[start of Records for the task]

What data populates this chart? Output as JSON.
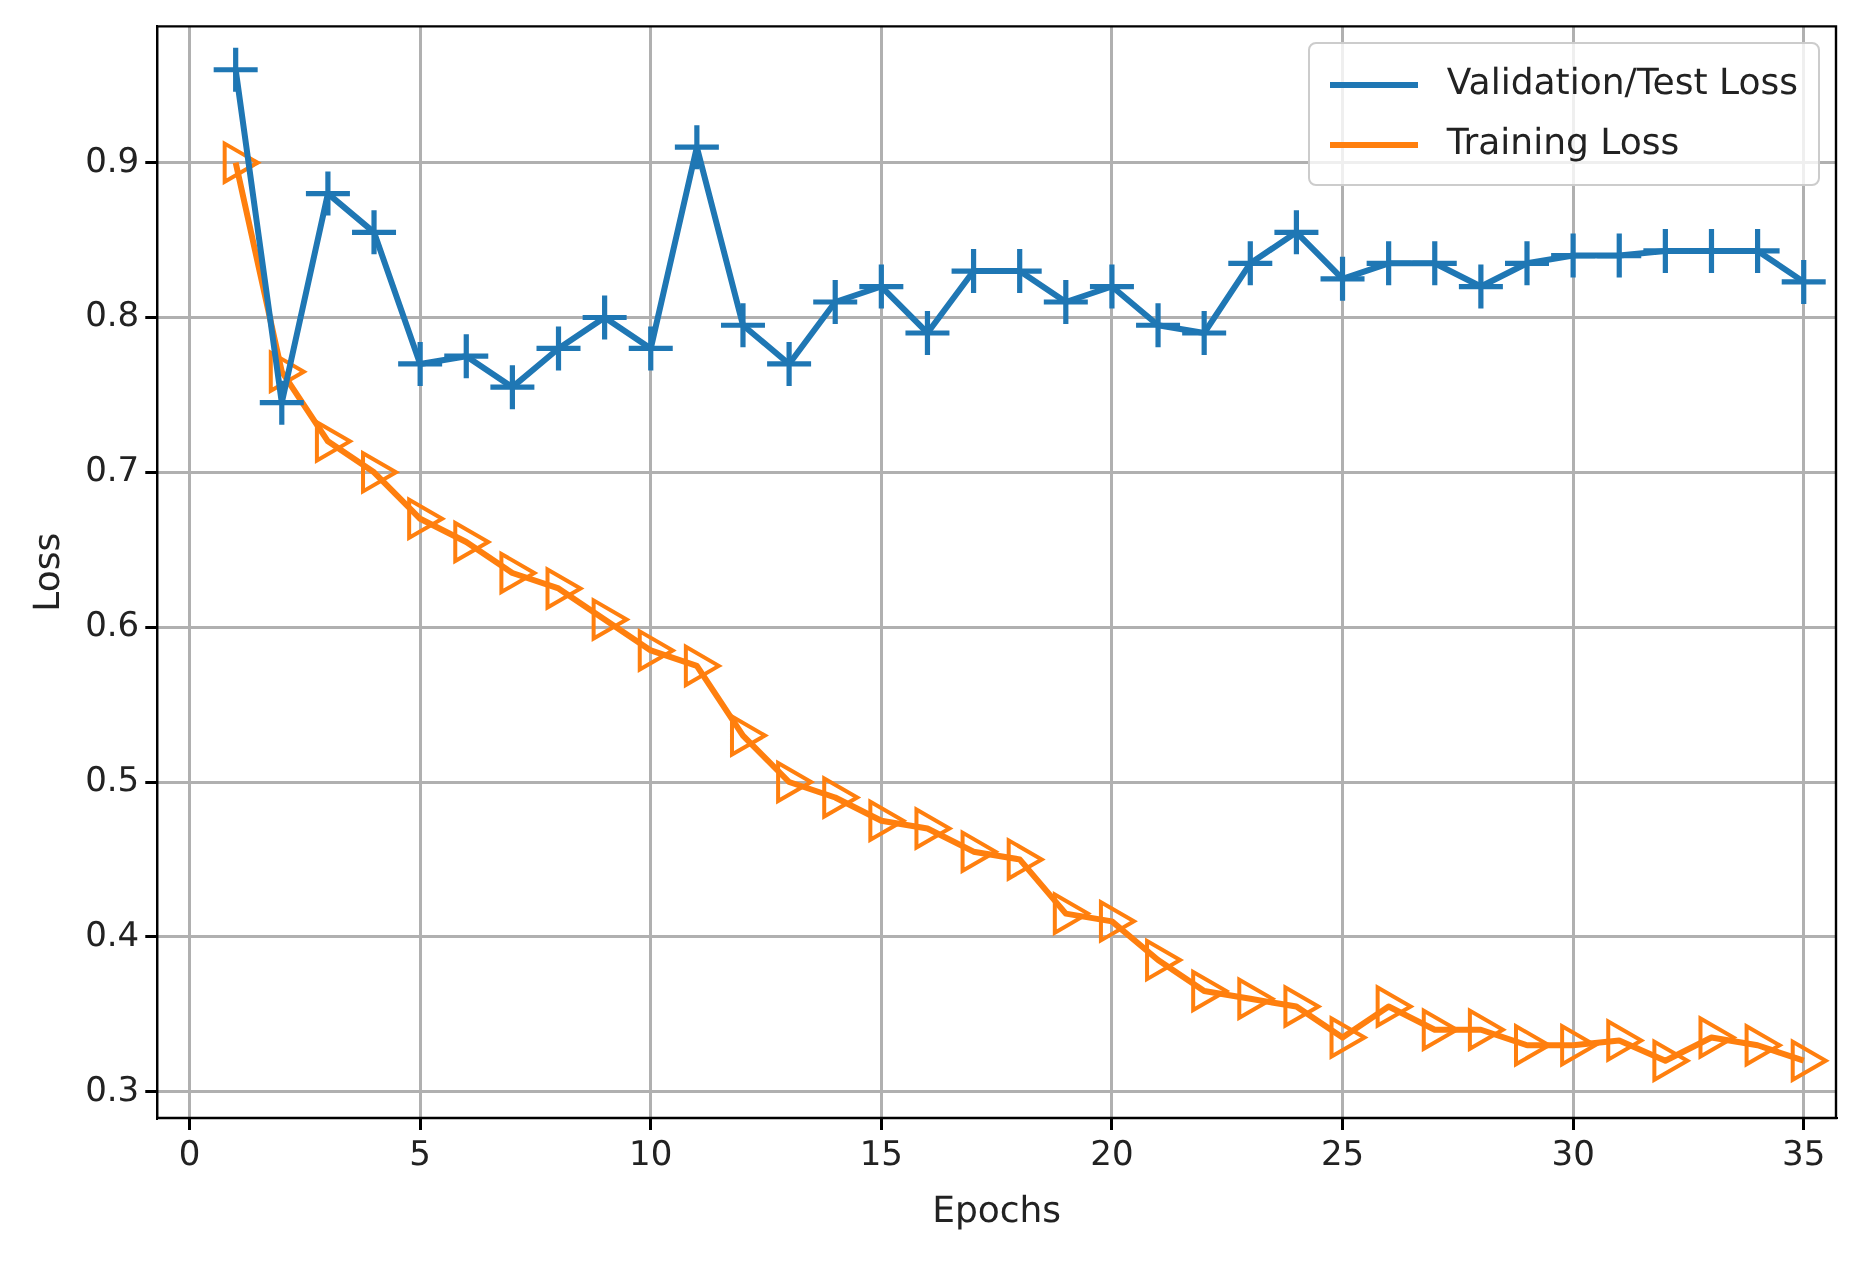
{
  "chart_data": {
    "type": "line",
    "xlabel": "Epochs",
    "ylabel": "Loss",
    "x": [
      1,
      2,
      3,
      4,
      5,
      6,
      7,
      8,
      9,
      10,
      11,
      12,
      13,
      14,
      15,
      16,
      17,
      18,
      19,
      20,
      21,
      22,
      23,
      24,
      25,
      26,
      27,
      28,
      29,
      30,
      31,
      32,
      33,
      34,
      35
    ],
    "series": [
      {
        "name": "Validation/Test Loss",
        "color": "#1f77b4",
        "marker": "cross",
        "values": [
          0.96,
          0.745,
          0.88,
          0.855,
          0.77,
          0.775,
          0.755,
          0.78,
          0.8,
          0.78,
          0.91,
          0.795,
          0.77,
          0.81,
          0.82,
          0.79,
          0.83,
          0.83,
          0.81,
          0.82,
          0.795,
          0.79,
          0.835,
          0.855,
          0.825,
          0.835,
          0.835,
          0.82,
          0.835,
          0.84,
          0.84,
          0.843,
          0.843,
          0.843,
          0.823
        ]
      },
      {
        "name": "Training Loss",
        "color": "#ff7f0e",
        "marker": "triangle",
        "values": [
          0.9,
          0.765,
          0.72,
          0.7,
          0.67,
          0.655,
          0.635,
          0.625,
          0.605,
          0.585,
          0.575,
          0.53,
          0.5,
          0.49,
          0.475,
          0.47,
          0.455,
          0.45,
          0.415,
          0.41,
          0.385,
          0.365,
          0.36,
          0.355,
          0.335,
          0.355,
          0.34,
          0.34,
          0.33,
          0.33,
          0.333,
          0.32,
          0.335,
          0.33,
          0.32
        ]
      }
    ],
    "xlim": [
      -0.7,
      35.7
    ],
    "xticks": [
      0,
      5,
      10,
      15,
      20,
      25,
      30,
      35
    ],
    "ylim": [
      0.283,
      0.988
    ],
    "yticks": [
      0.3,
      0.4,
      0.5,
      0.6,
      0.7,
      0.8,
      0.9
    ],
    "grid": true,
    "legend": "top right",
    "line_style": "solid"
  }
}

[end of Records for the task]

-- Stated task --
Reproduce each line exactly, please, except for any pictures.

-- Expected output --
What data populates this chart? Output as JSON.
{
  "chart_data": {
    "type": "line",
    "xlabel": "Epochs",
    "ylabel": "Loss",
    "x": [
      1,
      2,
      3,
      4,
      5,
      6,
      7,
      8,
      9,
      10,
      11,
      12,
      13,
      14,
      15,
      16,
      17,
      18,
      19,
      20,
      21,
      22,
      23,
      24,
      25,
      26,
      27,
      28,
      29,
      30,
      31,
      32,
      33,
      34,
      35
    ],
    "series": [
      {
        "name": "Validation/Test Loss",
        "color": "#1f77b4",
        "marker": "cross",
        "values": [
          0.96,
          0.745,
          0.88,
          0.855,
          0.77,
          0.775,
          0.755,
          0.78,
          0.8,
          0.78,
          0.91,
          0.795,
          0.77,
          0.81,
          0.82,
          0.79,
          0.83,
          0.83,
          0.81,
          0.82,
          0.795,
          0.79,
          0.835,
          0.855,
          0.825,
          0.835,
          0.835,
          0.82,
          0.835,
          0.84,
          0.84,
          0.843,
          0.843,
          0.843,
          0.823
        ]
      },
      {
        "name": "Training Loss",
        "color": "#ff7f0e",
        "marker": "triangle",
        "values": [
          0.9,
          0.765,
          0.72,
          0.7,
          0.67,
          0.655,
          0.635,
          0.625,
          0.605,
          0.585,
          0.575,
          0.53,
          0.5,
          0.49,
          0.475,
          0.47,
          0.455,
          0.45,
          0.415,
          0.41,
          0.385,
          0.365,
          0.36,
          0.355,
          0.335,
          0.355,
          0.34,
          0.34,
          0.33,
          0.33,
          0.333,
          0.32,
          0.335,
          0.33,
          0.32
        ]
      }
    ],
    "xlim": [
      -0.7,
      35.7
    ],
    "xticks": [
      0,
      5,
      10,
      15,
      20,
      25,
      30,
      35
    ],
    "ylim": [
      0.283,
      0.988
    ],
    "yticks": [
      0.3,
      0.4,
      0.5,
      0.6,
      0.7,
      0.8,
      0.9
    ],
    "grid": true,
    "legend": "top right",
    "line_style": "solid"
  }
}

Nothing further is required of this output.